Start RECORDS TO PROCESS

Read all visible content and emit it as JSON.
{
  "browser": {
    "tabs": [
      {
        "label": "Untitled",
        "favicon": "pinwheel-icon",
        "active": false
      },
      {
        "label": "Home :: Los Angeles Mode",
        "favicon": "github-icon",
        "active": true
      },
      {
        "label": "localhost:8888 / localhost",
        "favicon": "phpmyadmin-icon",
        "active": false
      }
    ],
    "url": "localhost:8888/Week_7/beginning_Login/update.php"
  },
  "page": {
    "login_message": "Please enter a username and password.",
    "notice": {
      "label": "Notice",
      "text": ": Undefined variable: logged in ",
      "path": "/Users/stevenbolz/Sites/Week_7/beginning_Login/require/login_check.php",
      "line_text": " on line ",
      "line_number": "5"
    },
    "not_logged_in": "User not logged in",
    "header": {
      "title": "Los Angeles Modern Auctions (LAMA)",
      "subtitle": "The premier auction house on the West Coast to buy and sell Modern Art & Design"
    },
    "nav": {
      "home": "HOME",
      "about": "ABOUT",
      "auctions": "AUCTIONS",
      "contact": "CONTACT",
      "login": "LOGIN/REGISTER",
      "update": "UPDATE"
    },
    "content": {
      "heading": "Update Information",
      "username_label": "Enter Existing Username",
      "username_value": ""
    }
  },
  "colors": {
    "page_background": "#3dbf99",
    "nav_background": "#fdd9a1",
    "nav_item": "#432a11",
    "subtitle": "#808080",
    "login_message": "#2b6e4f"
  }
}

End RECORDS TO PROCESS

Each line of the material should be echoed exactly.

Read all visible content and emit it as JSON.
{
  "browser": {
    "tabs": [
      {
        "label": "Untitled",
        "favicon": "pinwheel-icon",
        "active": false
      },
      {
        "label": "Home :: Los Angeles Mode",
        "favicon": "github-icon",
        "active": true
      },
      {
        "label": "localhost:8888 / localhost",
        "favicon": "phpmyadmin-icon",
        "active": false
      }
    ],
    "url": "localhost:8888/Week_7/beginning_Login/update.php"
  },
  "page": {
    "login_message": "Please enter a username and password.",
    "notice": {
      "label": "Notice",
      "text": ": Undefined variable: logged in ",
      "path": "/Users/stevenbolz/Sites/Week_7/beginning_Login/require/login_check.php",
      "line_text": " on line ",
      "line_number": "5"
    },
    "not_logged_in": "User not logged in",
    "header": {
      "title": "Los Angeles Modern Auctions (LAMA)",
      "subtitle": "The premier auction house on the West Coast to buy and sell Modern Art & Design"
    },
    "nav": {
      "home": "HOME",
      "about": "ABOUT",
      "auctions": "AUCTIONS",
      "contact": "CONTACT",
      "login": "LOGIN/REGISTER",
      "update": "UPDATE"
    },
    "content": {
      "heading": "Update Information",
      "username_label": "Enter Existing Username",
      "username_value": ""
    }
  },
  "colors": {
    "page_background": "#3dbf99",
    "nav_background": "#fdd9a1",
    "nav_item": "#432a11",
    "subtitle": "#808080",
    "login_message": "#2b6e4f"
  }
}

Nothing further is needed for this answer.